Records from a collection
* BEGIN *
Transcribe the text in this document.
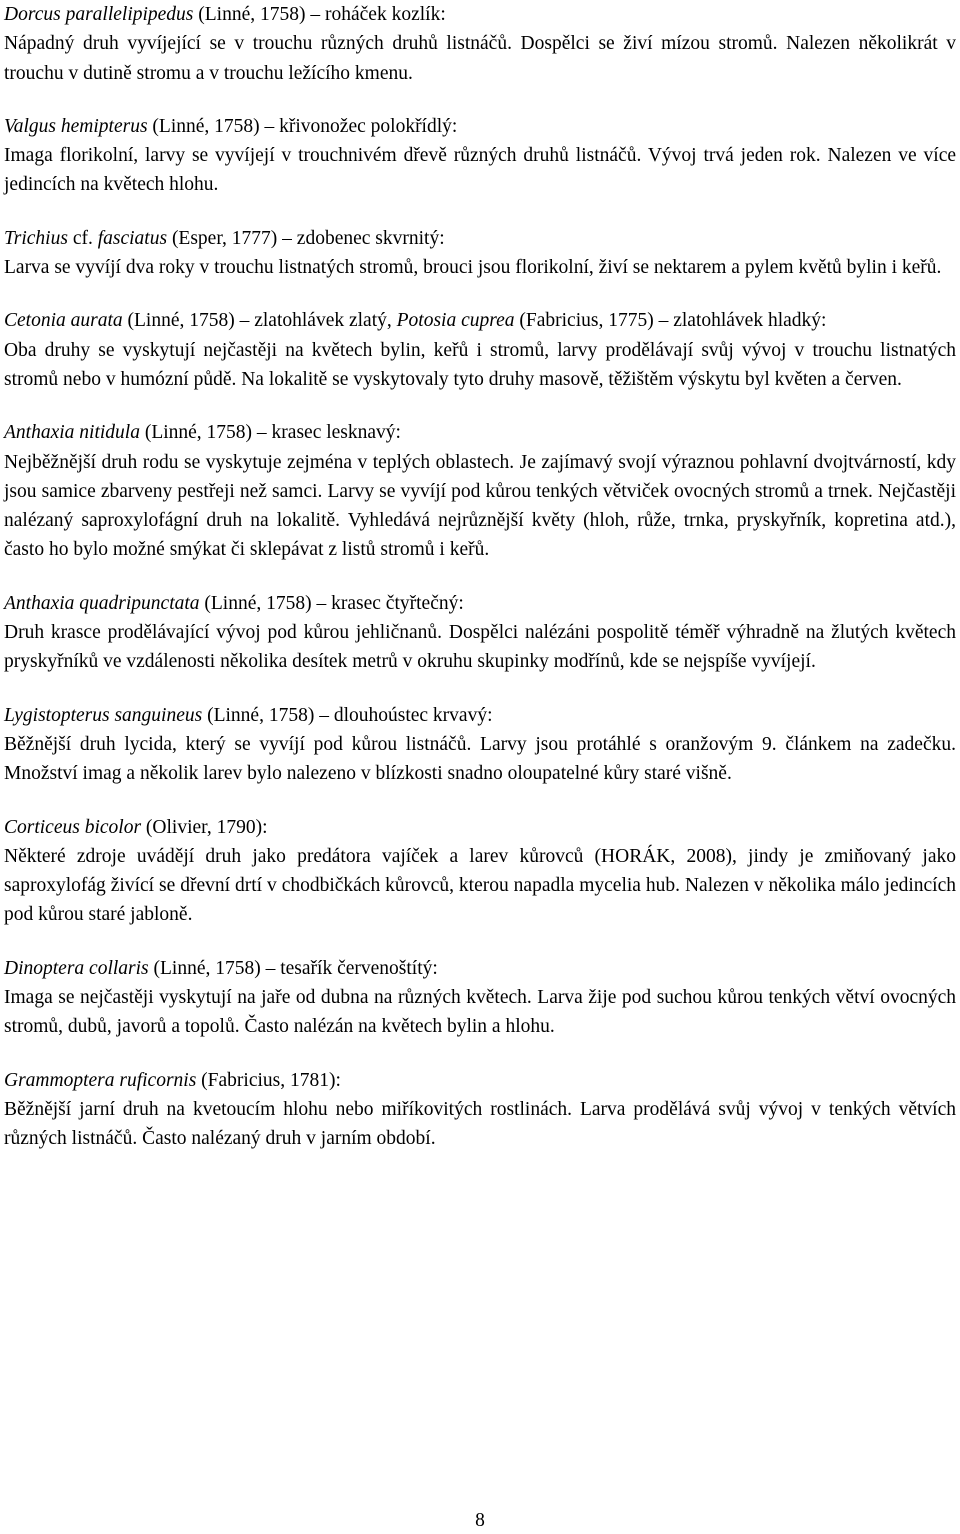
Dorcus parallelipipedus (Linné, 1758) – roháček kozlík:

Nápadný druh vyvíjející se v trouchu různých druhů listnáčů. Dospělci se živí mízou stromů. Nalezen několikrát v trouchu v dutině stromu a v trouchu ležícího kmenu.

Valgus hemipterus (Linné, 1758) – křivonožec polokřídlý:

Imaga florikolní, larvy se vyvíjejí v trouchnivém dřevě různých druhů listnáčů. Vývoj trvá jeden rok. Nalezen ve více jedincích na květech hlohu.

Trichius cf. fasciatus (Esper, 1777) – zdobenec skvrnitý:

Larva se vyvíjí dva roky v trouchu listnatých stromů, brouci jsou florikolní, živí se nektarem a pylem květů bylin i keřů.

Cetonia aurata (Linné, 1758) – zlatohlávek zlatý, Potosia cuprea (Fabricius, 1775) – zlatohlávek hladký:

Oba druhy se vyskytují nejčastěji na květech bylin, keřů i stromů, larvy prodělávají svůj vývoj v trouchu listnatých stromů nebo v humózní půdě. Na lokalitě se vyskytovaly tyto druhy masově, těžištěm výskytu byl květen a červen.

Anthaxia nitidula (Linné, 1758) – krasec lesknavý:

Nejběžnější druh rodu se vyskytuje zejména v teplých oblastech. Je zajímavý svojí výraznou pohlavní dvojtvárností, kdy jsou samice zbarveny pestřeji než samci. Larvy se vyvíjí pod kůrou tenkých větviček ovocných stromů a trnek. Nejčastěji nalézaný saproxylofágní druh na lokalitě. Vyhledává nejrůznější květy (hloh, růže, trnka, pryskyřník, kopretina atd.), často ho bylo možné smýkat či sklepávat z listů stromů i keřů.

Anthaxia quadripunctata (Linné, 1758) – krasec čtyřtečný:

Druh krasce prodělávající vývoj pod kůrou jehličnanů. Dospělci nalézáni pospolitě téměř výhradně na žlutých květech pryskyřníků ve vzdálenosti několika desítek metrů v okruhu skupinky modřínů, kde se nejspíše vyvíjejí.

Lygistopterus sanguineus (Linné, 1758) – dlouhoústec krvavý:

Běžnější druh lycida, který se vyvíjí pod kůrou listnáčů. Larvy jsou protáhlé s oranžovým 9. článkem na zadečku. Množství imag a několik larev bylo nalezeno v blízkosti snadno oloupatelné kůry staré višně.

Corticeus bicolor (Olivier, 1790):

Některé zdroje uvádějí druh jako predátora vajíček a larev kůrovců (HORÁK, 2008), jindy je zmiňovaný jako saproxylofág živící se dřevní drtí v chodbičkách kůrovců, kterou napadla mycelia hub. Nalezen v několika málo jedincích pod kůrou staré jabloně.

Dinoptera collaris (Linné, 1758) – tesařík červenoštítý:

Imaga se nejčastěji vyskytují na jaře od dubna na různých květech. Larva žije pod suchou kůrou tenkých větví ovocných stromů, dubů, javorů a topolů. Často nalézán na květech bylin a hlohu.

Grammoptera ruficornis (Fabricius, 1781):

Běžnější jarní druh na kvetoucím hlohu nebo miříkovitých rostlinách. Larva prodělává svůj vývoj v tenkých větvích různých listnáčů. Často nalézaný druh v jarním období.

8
* END *
* BEGIN *
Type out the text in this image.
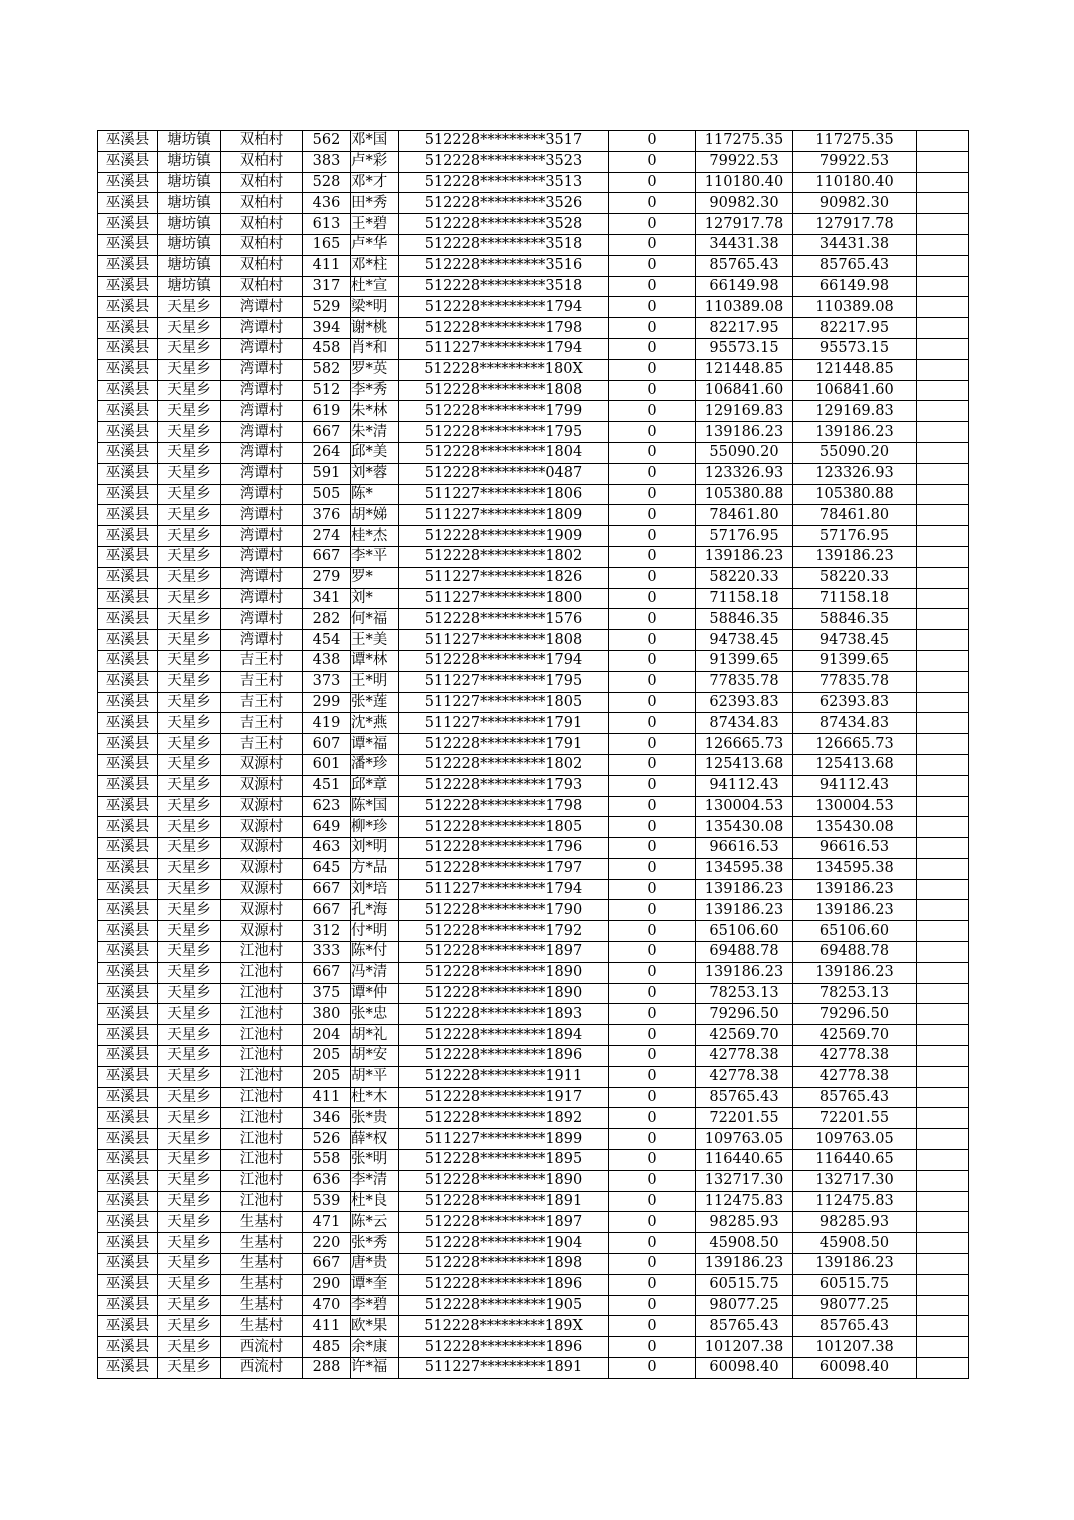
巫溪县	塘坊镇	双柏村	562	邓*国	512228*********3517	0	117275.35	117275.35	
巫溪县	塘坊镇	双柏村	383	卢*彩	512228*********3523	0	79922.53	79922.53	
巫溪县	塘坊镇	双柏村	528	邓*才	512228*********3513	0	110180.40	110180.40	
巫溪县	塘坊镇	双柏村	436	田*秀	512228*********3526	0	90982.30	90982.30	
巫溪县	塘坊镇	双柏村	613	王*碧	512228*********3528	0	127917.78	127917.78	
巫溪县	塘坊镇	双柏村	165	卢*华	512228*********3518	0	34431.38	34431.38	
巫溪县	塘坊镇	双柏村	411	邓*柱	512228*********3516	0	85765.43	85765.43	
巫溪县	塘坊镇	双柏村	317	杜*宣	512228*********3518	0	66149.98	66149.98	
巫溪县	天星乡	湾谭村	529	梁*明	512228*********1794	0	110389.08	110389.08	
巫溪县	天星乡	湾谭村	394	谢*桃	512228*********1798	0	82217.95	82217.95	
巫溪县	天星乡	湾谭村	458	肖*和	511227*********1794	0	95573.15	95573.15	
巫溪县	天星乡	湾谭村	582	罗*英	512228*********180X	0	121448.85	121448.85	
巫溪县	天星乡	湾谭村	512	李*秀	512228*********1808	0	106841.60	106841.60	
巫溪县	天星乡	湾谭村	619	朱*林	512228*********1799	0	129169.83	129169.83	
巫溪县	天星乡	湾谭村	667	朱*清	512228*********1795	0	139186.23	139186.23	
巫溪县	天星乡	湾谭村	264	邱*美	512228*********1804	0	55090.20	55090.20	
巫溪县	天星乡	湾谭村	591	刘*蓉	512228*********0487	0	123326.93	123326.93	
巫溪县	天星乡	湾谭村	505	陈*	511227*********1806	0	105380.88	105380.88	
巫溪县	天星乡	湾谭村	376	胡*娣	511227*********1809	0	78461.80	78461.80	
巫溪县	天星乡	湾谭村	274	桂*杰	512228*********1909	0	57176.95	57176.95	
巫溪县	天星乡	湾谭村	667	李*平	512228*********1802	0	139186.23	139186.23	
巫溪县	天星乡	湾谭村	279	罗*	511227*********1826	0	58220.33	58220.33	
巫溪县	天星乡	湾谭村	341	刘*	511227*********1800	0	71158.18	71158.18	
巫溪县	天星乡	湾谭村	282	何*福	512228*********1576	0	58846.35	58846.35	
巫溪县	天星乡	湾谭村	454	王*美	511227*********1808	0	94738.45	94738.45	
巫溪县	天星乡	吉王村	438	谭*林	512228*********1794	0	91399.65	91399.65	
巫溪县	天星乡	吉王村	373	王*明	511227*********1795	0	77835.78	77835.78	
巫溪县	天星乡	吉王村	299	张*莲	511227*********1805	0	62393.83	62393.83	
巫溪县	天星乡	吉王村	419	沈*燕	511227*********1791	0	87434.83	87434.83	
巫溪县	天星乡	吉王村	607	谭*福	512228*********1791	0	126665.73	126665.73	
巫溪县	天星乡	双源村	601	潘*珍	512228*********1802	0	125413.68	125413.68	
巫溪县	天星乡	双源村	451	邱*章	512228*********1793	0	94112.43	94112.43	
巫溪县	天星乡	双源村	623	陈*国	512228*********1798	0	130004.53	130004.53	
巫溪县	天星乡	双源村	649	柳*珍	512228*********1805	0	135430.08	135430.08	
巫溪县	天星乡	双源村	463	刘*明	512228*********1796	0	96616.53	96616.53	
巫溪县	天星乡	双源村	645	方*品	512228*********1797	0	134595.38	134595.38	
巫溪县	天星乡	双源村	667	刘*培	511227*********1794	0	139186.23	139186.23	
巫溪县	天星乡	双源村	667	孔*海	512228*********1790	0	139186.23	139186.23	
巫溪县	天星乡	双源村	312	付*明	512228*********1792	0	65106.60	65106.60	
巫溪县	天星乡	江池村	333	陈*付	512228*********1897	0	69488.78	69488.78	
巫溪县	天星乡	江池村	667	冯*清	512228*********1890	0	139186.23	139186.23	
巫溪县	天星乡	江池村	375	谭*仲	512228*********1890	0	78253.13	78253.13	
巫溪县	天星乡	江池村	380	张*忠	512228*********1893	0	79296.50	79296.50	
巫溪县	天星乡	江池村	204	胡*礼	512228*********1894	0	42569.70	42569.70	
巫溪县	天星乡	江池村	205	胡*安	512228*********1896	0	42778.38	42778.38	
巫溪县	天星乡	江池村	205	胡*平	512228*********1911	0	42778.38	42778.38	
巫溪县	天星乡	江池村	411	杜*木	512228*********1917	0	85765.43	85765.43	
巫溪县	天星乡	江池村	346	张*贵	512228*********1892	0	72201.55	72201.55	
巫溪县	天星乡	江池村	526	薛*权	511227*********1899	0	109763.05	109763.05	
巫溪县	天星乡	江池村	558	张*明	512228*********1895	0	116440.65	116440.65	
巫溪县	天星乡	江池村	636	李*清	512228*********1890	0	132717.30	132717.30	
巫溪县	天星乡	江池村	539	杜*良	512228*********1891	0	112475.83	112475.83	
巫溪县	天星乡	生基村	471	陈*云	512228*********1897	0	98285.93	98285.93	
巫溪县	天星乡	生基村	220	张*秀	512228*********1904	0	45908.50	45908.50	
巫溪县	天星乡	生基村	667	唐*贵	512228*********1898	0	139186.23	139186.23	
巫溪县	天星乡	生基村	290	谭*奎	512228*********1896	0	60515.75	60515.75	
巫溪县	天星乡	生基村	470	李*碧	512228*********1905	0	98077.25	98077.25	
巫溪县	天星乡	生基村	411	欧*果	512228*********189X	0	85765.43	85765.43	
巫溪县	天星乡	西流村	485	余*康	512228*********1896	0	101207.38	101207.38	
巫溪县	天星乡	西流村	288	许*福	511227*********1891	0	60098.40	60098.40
* END *
* _Prompt_: Filter the records, keeping only lines that contain "text", and show those lines.

* _Exercise result_:
Transcribe the text in this document.
Type out the text in this image.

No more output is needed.